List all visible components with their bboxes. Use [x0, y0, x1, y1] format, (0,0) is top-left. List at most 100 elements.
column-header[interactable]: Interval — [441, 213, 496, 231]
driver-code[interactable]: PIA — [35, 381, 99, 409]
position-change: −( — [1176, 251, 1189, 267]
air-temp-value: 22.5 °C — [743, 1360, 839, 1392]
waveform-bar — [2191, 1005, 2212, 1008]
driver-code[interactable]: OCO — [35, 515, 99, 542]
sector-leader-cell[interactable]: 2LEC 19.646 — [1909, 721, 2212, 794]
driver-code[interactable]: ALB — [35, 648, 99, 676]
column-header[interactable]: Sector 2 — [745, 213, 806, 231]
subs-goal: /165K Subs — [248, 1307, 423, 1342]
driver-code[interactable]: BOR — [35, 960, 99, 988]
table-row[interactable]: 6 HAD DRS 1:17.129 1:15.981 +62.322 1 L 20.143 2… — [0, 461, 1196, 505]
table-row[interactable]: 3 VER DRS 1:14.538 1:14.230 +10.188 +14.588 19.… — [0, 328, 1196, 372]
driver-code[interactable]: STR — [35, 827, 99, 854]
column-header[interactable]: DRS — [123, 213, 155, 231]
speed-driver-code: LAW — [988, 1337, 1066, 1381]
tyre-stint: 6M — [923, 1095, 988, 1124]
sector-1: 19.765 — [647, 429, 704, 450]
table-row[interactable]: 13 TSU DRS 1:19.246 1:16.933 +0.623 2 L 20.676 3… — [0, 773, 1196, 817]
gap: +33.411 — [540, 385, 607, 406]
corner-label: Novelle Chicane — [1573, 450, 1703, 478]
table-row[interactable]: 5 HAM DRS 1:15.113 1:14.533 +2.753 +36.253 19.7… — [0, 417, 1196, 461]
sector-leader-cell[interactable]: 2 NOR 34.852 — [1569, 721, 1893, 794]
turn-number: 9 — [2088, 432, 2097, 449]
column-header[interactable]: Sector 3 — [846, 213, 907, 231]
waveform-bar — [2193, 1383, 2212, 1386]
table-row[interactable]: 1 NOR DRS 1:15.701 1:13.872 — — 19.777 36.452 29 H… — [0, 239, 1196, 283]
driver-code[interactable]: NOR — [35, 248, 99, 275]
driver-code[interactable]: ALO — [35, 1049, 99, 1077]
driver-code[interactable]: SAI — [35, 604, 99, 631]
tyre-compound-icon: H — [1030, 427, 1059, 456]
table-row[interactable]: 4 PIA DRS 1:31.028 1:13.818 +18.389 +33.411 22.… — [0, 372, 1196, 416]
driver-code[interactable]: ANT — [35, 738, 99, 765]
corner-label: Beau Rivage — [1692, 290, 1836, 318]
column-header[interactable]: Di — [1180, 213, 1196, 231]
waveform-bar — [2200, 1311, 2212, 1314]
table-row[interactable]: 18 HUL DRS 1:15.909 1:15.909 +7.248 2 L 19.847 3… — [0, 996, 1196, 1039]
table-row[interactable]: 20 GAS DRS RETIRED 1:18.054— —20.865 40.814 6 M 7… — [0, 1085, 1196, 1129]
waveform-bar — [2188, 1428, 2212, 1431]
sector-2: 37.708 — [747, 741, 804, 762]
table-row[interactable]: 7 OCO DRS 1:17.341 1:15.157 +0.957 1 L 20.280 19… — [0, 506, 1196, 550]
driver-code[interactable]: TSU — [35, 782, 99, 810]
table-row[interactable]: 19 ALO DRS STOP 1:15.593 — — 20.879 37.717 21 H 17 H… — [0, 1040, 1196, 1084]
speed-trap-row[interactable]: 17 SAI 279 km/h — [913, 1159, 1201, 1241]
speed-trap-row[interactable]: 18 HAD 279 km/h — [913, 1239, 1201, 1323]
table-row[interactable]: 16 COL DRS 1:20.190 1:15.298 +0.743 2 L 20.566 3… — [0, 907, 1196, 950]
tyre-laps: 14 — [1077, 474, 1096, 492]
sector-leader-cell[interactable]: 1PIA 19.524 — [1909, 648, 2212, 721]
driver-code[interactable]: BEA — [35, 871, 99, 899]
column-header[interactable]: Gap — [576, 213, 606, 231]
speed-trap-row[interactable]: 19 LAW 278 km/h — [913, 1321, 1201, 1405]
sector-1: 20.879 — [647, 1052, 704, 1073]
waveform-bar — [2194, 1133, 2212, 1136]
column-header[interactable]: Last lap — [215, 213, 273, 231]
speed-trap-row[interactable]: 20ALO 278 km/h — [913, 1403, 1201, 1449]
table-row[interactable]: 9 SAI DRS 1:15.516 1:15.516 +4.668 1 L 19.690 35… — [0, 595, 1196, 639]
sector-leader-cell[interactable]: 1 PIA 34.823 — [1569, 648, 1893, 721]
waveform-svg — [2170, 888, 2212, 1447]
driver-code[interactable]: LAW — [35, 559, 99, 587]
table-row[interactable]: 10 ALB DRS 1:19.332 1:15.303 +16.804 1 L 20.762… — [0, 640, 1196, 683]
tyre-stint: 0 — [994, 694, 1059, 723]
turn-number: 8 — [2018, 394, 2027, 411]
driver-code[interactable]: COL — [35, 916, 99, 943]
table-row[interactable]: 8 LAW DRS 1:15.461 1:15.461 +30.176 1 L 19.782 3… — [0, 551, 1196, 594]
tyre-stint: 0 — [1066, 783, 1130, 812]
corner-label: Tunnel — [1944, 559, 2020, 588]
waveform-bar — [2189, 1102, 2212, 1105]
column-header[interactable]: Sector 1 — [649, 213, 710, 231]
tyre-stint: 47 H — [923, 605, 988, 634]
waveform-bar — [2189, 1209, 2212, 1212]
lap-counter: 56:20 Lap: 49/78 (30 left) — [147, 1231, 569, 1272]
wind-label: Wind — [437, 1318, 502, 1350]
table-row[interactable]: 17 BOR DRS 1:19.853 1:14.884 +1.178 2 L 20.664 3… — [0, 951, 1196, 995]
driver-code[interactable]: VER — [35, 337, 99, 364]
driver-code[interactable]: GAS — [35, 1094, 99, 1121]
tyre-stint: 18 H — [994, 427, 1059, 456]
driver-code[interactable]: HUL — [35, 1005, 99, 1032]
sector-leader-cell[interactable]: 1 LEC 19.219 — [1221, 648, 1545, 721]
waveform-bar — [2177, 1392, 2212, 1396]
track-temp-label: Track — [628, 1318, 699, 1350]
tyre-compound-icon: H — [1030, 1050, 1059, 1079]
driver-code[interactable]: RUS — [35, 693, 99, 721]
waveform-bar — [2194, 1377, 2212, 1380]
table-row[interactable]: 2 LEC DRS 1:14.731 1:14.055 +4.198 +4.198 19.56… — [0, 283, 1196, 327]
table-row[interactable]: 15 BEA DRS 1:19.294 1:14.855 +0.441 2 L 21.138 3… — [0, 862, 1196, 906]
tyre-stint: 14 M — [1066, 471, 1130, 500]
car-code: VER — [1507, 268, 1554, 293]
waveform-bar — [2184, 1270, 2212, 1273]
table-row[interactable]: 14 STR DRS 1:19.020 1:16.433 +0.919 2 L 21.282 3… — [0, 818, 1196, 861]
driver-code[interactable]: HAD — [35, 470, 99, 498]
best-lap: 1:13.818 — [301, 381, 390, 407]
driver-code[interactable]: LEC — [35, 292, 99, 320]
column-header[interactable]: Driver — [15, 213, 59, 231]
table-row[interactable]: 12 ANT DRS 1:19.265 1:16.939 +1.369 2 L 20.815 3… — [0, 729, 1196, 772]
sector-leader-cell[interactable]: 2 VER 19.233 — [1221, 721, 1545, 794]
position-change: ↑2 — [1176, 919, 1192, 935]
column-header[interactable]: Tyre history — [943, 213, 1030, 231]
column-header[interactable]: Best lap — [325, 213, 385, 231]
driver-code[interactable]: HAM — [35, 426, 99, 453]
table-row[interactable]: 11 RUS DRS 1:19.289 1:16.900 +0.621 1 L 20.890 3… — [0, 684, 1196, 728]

# # # #

Exercise |
Copy out the records from the very beginning through the line containing "column-header[interactable]: DRS —", including that line, with no changes.

Solution to this exercise |
List all visible components with their bboxes. Use [x0, y0, x1, y1] format, (0,0) is top-left. List at most 100 elements.
column-header[interactable]: Interval — [441, 213, 496, 231]
driver-code[interactable]: PIA — [35, 381, 99, 409]
position-change: −( — [1176, 251, 1189, 267]
air-temp-value: 22.5 °C — [743, 1360, 839, 1392]
waveform-bar — [2191, 1005, 2212, 1008]
driver-code[interactable]: OCO — [35, 515, 99, 542]
sector-leader-cell[interactable]: 2LEC 19.646 — [1909, 721, 2212, 794]
driver-code[interactable]: ALB — [35, 648, 99, 676]
column-header[interactable]: Sector 2 — [745, 213, 806, 231]
subs-goal: /165K Subs — [248, 1307, 423, 1342]
driver-code[interactable]: BOR — [35, 960, 99, 988]
table-row[interactable]: 6 HAD DRS 1:17.129 1:15.981 +62.322 1 L 20.143 2… — [0, 461, 1196, 505]
table-row[interactable]: 3 VER DRS 1:14.538 1:14.230 +10.188 +14.588 19.… — [0, 328, 1196, 372]
driver-code[interactable]: STR — [35, 827, 99, 854]
column-header[interactable]: DRS — [123, 213, 155, 231]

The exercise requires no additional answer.